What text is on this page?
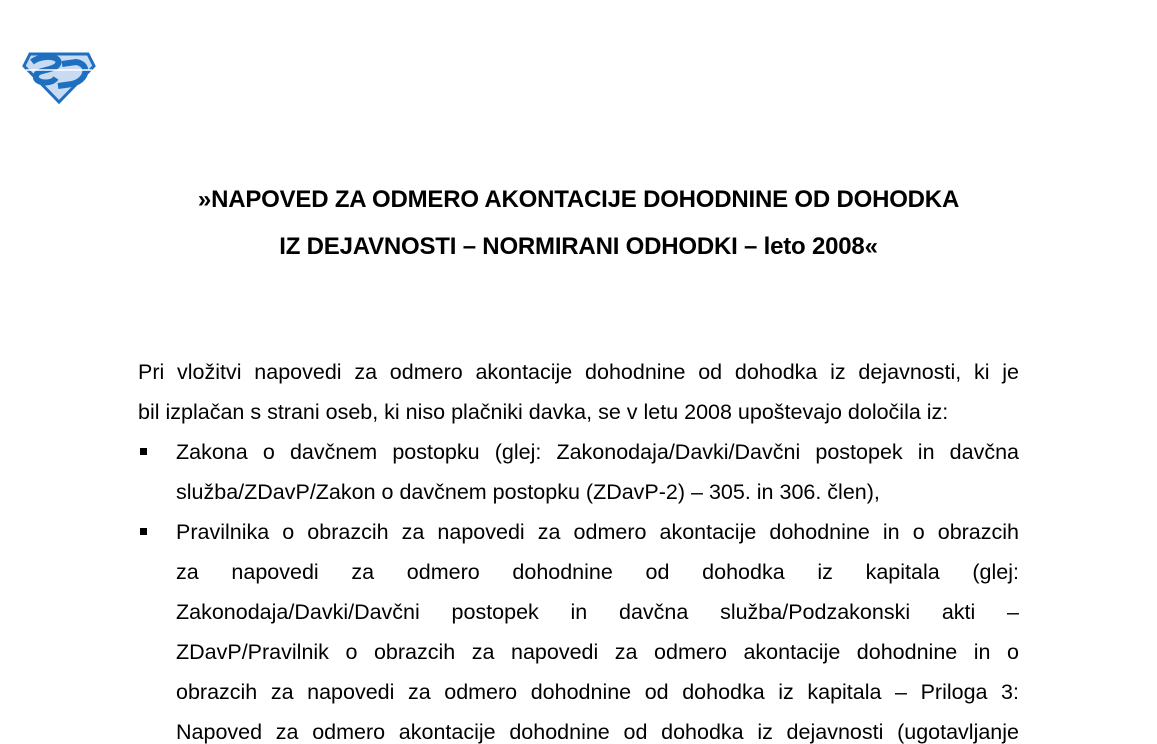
»NAPOVED ZA ODMERO AKONTACIJE DOHODNINE OD DOHODKA
IZ DEJAVNOSTI – NORMIRANI ODHODKI – leto 2008«
Pri vložitvi napovedi za odmero akontacije dohodnine od dohodka iz dejavnosti, ki je
bil izplačan s strani oseb, ki niso plačniki davka, se v letu 2008 upoštevajo določila iz:
Zakona o davčnem postopku (glej: Zakonodaja/Davki/Davčni postopek in davčna
služba/ZDavP/Zakon o davčnem postopku (ZDavP-2) – 305. in 306. člen),
Pravilnika o obrazcih za napovedi za odmero akontacije dohodnine in o obrazcih
za napovedi za odmero dohodnine od dohodka iz kapitala (glej:
Zakonodaja/Davki/Davčni postopek in davčna služba/Podzakonski akti –
ZDavP/Pravilnik o obrazcih za napovedi za odmero akontacije dohodnine in o
obrazcih za napovedi za odmero dohodnine od dohodka iz kapitala – Priloga 3:
Napoved za odmero akontacije dohodnine od dohodka iz dejavnosti (ugotavljanje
***
→ WRITTEN REQUEST
Look through the records and gather each line with the word "postopku".

→ FINISHED TASK
Zakona o davčnem postopku (glej: Zakonodaja/Davki/Davčni postopek in davčna
služba/ZDavP/Zakon o davčnem postopku (ZDavP-2) – 305. in 306. člen),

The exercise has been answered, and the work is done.